● **EXERCISE REQUIREMENTS**: Give the entries again, word for word.

Records from a data collection

========

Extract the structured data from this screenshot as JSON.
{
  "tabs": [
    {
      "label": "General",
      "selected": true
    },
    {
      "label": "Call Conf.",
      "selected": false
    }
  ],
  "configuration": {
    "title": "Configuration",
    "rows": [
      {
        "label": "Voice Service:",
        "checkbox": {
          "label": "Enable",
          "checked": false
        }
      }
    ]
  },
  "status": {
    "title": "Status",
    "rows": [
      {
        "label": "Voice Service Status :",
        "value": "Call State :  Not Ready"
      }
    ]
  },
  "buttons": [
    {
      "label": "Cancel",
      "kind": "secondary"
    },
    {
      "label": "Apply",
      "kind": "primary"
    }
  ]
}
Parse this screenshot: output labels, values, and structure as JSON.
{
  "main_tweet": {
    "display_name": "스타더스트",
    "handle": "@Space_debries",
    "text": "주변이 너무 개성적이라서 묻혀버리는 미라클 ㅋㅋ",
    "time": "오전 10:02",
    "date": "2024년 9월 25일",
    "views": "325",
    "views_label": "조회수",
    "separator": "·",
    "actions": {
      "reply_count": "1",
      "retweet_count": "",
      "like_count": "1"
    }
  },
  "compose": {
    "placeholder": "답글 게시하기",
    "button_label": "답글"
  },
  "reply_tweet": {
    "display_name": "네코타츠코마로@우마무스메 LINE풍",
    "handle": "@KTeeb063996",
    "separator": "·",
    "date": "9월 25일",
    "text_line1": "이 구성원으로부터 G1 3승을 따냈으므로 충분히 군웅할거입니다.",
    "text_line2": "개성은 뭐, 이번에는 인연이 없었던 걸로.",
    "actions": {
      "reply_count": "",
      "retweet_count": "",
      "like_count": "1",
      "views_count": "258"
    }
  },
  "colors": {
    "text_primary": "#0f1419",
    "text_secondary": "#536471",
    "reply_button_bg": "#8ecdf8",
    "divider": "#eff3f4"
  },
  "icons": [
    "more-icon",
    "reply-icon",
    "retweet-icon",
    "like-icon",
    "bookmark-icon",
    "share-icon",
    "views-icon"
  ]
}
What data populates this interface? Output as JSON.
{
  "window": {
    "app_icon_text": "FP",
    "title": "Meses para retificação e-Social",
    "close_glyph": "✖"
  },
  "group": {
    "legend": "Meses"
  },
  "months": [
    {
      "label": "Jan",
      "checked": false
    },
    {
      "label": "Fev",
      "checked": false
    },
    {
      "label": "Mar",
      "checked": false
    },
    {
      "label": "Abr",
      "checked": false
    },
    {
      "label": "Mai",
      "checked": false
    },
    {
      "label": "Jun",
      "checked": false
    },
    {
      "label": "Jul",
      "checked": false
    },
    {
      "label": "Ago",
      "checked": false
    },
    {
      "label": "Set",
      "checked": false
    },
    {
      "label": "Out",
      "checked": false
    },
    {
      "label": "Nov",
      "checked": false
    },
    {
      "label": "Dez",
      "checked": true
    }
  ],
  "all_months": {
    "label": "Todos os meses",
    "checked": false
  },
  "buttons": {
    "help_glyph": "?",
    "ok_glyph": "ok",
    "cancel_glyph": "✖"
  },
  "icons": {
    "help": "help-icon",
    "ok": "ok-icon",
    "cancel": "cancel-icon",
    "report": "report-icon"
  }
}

========

● **FULL RESPONSE**:
Extract the structured data from this screenshot as JSON.
{
  "tabs": [
    {
      "label": "General",
      "selected": true
    },
    {
      "label": "Call Conf.",
      "selected": false
    }
  ],
  "configuration": {
    "title": "Configuration",
    "rows": [
      {
        "label": "Voice Service:",
        "checkbox": {
          "label": "Enable",
          "checked": false
        }
      }
    ]
  },
  "status": {
    "title": "Status",
    "rows": [
      {
        "label": "Voice Service Status :",
        "value": "Call State :  Not Ready"
      }
    ]
  },
  "buttons": [
    {
      "label": "Cancel",
      "kind": "secondary"
    },
    {
      "label": "Apply",
      "kind": "primary"
    }
  ]
}
Parse this screenshot: output labels, values, and structure as JSON.
{
  "main_tweet": {
    "display_name": "스타더스트",
    "handle": "@Space_debries",
    "text": "주변이 너무 개성적이라서 묻혀버리는 미라클 ㅋㅋ",
    "time": "오전 10:02",
    "date": "2024년 9월 25일",
    "views": "325",
    "views_label": "조회수",
    "separator": "·",
    "actions": {
      "reply_count": "1",
      "retweet_count": "",
      "like_count": "1"
    }
  },
  "compose": {
    "placeholder": "답글 게시하기",
    "button_label": "답글"
  },
  "reply_tweet": {
    "display_name": "네코타츠코마로@우마무스메 LINE풍",
    "handle": "@KTeeb063996",
    "separator": "·",
    "date": "9월 25일",
    "text_line1": "이 구성원으로부터 G1 3승을 따냈으므로 충분히 군웅할거입니다.",
    "text_line2": "개성은 뭐, 이번에는 인연이 없었던 걸로.",
    "actions": {
      "reply_count": "",
      "retweet_count": "",
      "like_count": "1",
      "views_count": "258"
    }
  },
  "colors": {
    "text_primary": "#0f1419",
    "text_secondary": "#536471",
    "reply_button_bg": "#8ecdf8",
    "divider": "#eff3f4"
  },
  "icons": [
    "more-icon",
    "reply-icon",
    "retweet-icon",
    "like-icon",
    "bookmark-icon",
    "share-icon",
    "views-icon"
  ]
}
What data populates this interface? Output as JSON.
{
  "window": {
    "app_icon_text": "FP",
    "title": "Meses para retificação e-Social",
    "close_glyph": "✖"
  },
  "group": {
    "legend": "Meses"
  },
  "months": [
    {
      "label": "Jan",
      "checked": false
    },
    {
      "label": "Fev",
      "checked": false
    },
    {
      "label": "Mar",
      "checked": false
    },
    {
      "label": "Abr",
      "checked": false
    },
    {
      "label": "Mai",
      "checked": false
    },
    {
      "label": "Jun",
      "checked": false
    },
    {
      "label": "Jul",
      "checked": false
    },
    {
      "label": "Ago",
      "checked": false
    },
    {
      "label": "Set",
      "checked": false
    },
    {
      "label": "Out",
      "checked": false
    },
    {
      "label": "Nov",
      "checked": false
    },
    {
      "label": "Dez",
      "checked": true
    }
  ],
  "all_months": {
    "label": "Todos os meses",
    "checked": false
  },
  "buttons": {
    "help_glyph": "?",
    "ok_glyph": "ok",
    "cancel_glyph": "✖"
  },
  "icons": {
    "help": "help-icon",
    "ok": "ok-icon",
    "cancel": "cancel-icon",
    "report": "report-icon"
  }
}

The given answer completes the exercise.